[PROBLEM TO SOLVE] Write out the entries again exactly as they are given.

Data entries for graphics
•••••
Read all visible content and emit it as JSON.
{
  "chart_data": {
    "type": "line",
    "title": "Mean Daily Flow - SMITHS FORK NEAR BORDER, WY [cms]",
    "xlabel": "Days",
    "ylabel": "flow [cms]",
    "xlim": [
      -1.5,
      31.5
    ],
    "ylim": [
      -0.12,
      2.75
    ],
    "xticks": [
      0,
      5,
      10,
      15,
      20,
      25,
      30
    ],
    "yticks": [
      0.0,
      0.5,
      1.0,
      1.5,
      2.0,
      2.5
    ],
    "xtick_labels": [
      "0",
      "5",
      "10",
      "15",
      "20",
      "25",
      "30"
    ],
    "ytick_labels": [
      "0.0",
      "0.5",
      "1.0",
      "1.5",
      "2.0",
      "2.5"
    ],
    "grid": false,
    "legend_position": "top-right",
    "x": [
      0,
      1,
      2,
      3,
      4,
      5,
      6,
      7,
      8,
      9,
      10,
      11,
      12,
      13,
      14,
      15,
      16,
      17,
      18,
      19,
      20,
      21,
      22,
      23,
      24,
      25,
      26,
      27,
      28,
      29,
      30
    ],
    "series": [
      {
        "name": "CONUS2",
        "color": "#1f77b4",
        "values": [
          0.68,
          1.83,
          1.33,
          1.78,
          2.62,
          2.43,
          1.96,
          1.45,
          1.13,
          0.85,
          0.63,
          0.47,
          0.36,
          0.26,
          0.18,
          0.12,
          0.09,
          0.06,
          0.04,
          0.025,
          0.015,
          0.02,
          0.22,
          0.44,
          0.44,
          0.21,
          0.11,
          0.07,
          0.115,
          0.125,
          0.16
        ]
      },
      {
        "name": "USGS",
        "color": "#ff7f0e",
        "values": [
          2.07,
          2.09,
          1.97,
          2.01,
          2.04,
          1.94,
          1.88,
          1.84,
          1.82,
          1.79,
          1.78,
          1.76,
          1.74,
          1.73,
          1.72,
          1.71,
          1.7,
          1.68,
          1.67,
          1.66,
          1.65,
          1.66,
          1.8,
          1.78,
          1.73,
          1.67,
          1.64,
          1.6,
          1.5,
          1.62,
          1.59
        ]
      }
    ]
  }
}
•••••
[ANSWER]
Read all visible content and emit it as JSON.
{
  "chart_data": {
    "type": "line",
    "title": "Mean Daily Flow - SMITHS FORK NEAR BORDER, WY [cms]",
    "xlabel": "Days",
    "ylabel": "flow [cms]",
    "xlim": [
      -1.5,
      31.5
    ],
    "ylim": [
      -0.12,
      2.75
    ],
    "xticks": [
      0,
      5,
      10,
      15,
      20,
      25,
      30
    ],
    "yticks": [
      0.0,
      0.5,
      1.0,
      1.5,
      2.0,
      2.5
    ],
    "xtick_labels": [
      "0",
      "5",
      "10",
      "15",
      "20",
      "25",
      "30"
    ],
    "ytick_labels": [
      "0.0",
      "0.5",
      "1.0",
      "1.5",
      "2.0",
      "2.5"
    ],
    "grid": false,
    "legend_position": "top-right",
    "x": [
      0,
      1,
      2,
      3,
      4,
      5,
      6,
      7,
      8,
      9,
      10,
      11,
      12,
      13,
      14,
      15,
      16,
      17,
      18,
      19,
      20,
      21,
      22,
      23,
      24,
      25,
      26,
      27,
      28,
      29,
      30
    ],
    "series": [
      {
        "name": "CONUS2",
        "color": "#1f77b4",
        "values": [
          0.68,
          1.83,
          1.33,
          1.78,
          2.62,
          2.43,
          1.96,
          1.45,
          1.13,
          0.85,
          0.63,
          0.47,
          0.36,
          0.26,
          0.18,
          0.12,
          0.09,
          0.06,
          0.04,
          0.025,
          0.015,
          0.02,
          0.22,
          0.44,
          0.44,
          0.21,
          0.11,
          0.07,
          0.115,
          0.125,
          0.16
        ]
      },
      {
        "name": "USGS",
        "color": "#ff7f0e",
        "values": [
          2.07,
          2.09,
          1.97,
          2.01,
          2.04,
          1.94,
          1.88,
          1.84,
          1.82,
          1.79,
          1.78,
          1.76,
          1.74,
          1.73,
          1.72,
          1.71,
          1.7,
          1.68,
          1.67,
          1.66,
          1.65,
          1.66,
          1.8,
          1.78,
          1.73,
          1.67,
          1.64,
          1.6,
          1.5,
          1.62,
          1.59
        ]
      }
    ]
  }
}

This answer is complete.